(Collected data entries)
- - -

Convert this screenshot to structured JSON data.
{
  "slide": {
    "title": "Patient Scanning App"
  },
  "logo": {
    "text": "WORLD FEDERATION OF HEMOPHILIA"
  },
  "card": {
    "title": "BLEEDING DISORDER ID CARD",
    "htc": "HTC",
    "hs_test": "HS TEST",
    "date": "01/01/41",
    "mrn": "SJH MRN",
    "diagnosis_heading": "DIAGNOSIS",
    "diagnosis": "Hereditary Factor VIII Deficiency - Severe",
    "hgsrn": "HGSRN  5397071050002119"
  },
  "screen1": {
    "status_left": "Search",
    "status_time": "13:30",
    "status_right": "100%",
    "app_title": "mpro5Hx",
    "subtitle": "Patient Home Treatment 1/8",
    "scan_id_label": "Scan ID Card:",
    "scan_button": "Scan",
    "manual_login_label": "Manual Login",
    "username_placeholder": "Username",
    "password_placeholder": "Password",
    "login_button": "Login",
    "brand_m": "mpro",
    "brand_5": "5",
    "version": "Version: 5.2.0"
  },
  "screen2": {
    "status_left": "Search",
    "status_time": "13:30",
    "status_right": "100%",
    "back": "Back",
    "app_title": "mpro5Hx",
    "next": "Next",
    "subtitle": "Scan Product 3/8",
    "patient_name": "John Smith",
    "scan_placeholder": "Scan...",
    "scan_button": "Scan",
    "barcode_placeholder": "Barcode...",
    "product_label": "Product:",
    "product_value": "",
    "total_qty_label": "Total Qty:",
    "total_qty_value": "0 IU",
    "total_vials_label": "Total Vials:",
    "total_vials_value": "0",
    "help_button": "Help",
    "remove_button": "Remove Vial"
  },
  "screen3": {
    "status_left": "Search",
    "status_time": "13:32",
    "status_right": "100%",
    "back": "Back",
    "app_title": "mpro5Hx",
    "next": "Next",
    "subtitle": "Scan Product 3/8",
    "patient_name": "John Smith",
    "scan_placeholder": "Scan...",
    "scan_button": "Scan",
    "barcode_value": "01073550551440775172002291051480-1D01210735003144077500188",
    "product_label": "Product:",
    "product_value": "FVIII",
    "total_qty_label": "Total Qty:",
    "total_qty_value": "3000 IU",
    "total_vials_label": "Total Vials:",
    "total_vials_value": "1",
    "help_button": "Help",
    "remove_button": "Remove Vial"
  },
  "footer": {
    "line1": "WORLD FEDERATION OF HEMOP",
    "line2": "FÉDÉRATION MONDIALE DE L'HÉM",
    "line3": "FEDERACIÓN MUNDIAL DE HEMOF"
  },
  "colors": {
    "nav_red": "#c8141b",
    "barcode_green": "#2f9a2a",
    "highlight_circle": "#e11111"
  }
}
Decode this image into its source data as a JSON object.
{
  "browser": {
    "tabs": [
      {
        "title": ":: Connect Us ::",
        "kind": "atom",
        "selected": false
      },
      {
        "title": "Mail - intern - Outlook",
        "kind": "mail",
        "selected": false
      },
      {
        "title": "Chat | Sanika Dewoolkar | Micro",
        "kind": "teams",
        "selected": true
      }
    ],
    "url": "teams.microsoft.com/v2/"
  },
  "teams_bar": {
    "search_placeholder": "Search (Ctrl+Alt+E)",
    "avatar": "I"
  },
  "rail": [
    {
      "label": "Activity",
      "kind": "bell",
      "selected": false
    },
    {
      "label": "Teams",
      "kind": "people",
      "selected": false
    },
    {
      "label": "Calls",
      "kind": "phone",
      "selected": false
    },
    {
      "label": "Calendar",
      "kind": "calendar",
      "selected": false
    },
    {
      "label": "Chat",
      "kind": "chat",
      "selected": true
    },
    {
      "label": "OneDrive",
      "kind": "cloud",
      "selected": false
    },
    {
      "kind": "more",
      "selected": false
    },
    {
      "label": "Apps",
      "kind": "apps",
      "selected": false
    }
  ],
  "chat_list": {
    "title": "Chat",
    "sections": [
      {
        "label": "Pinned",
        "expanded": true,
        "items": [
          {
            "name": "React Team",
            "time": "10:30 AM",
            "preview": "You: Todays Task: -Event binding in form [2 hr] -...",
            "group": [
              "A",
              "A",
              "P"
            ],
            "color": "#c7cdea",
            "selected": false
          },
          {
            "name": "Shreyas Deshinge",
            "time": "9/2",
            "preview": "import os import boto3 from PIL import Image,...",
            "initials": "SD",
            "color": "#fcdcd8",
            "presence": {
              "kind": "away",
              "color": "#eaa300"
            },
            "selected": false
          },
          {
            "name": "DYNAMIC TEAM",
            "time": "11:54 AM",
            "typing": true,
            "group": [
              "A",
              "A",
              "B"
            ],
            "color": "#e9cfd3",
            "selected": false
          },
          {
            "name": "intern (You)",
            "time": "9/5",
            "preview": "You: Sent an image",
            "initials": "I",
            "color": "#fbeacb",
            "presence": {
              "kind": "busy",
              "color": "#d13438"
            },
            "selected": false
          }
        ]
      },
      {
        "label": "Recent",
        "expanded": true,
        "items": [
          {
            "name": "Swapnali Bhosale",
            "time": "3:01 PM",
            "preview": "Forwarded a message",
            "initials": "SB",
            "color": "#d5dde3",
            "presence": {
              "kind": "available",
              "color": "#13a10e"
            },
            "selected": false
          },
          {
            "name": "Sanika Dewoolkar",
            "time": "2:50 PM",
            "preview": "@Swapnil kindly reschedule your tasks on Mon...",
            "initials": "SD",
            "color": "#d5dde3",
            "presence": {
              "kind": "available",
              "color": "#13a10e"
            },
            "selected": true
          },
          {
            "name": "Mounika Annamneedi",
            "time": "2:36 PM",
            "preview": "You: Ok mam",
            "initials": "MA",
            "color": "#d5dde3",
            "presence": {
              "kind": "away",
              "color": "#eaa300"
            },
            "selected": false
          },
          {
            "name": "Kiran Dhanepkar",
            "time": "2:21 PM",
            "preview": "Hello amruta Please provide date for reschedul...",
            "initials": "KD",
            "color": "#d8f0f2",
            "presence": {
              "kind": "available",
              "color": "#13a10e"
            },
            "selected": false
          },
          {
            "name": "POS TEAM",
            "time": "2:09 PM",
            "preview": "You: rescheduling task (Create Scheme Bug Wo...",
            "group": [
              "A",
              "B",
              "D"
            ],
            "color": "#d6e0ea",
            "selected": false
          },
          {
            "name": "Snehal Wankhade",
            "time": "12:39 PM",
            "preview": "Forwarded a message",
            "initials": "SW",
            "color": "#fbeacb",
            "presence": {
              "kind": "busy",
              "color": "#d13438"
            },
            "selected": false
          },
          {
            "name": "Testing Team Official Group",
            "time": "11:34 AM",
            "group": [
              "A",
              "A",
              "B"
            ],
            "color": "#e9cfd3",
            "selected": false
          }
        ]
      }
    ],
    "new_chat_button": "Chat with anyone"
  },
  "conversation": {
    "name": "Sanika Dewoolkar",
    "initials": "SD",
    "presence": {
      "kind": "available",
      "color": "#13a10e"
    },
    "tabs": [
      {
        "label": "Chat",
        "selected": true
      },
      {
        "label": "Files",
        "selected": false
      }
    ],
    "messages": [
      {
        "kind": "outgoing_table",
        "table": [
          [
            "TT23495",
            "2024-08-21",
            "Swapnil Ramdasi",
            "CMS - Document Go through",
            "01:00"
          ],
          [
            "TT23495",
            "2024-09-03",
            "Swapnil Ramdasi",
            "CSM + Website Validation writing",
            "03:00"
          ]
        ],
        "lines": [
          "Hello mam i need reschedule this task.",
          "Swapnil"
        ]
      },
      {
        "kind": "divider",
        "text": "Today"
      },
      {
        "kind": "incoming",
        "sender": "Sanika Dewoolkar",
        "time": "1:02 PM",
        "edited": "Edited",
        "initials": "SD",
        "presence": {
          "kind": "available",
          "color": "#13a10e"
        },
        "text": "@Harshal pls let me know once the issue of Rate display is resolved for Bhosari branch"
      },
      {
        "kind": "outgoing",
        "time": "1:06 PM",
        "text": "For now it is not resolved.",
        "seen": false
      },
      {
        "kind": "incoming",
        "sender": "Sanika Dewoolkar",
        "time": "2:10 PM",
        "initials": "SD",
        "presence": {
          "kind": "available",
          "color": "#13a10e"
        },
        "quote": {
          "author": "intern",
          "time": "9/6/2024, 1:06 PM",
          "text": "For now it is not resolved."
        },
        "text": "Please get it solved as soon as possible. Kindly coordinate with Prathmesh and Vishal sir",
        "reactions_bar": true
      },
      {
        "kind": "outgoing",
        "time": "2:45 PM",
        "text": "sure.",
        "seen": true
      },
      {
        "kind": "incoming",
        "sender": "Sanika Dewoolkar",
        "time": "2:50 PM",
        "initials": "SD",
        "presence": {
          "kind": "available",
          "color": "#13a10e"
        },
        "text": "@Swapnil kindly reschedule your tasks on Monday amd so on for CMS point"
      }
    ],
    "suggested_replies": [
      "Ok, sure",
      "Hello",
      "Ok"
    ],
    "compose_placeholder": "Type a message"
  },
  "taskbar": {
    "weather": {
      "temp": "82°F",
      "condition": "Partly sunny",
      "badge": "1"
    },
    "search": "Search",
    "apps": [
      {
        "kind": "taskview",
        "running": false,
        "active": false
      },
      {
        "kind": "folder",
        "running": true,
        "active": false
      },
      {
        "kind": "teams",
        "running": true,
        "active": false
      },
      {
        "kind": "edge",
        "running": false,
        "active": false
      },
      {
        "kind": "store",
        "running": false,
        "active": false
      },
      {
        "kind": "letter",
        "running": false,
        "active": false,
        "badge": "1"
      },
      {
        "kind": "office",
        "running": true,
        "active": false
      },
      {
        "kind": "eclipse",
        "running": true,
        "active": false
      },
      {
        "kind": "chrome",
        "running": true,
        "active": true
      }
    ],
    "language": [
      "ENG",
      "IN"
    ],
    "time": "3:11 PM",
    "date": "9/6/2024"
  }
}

- - -

TASK TO COMPLETE: Scan the material and collect every line that contains "FEDERATION".

REPLY:
    "text": "WORLD FEDERATION OF HEMOPHILIA"
    "line1": "WORLD FEDERATION OF HEMOP",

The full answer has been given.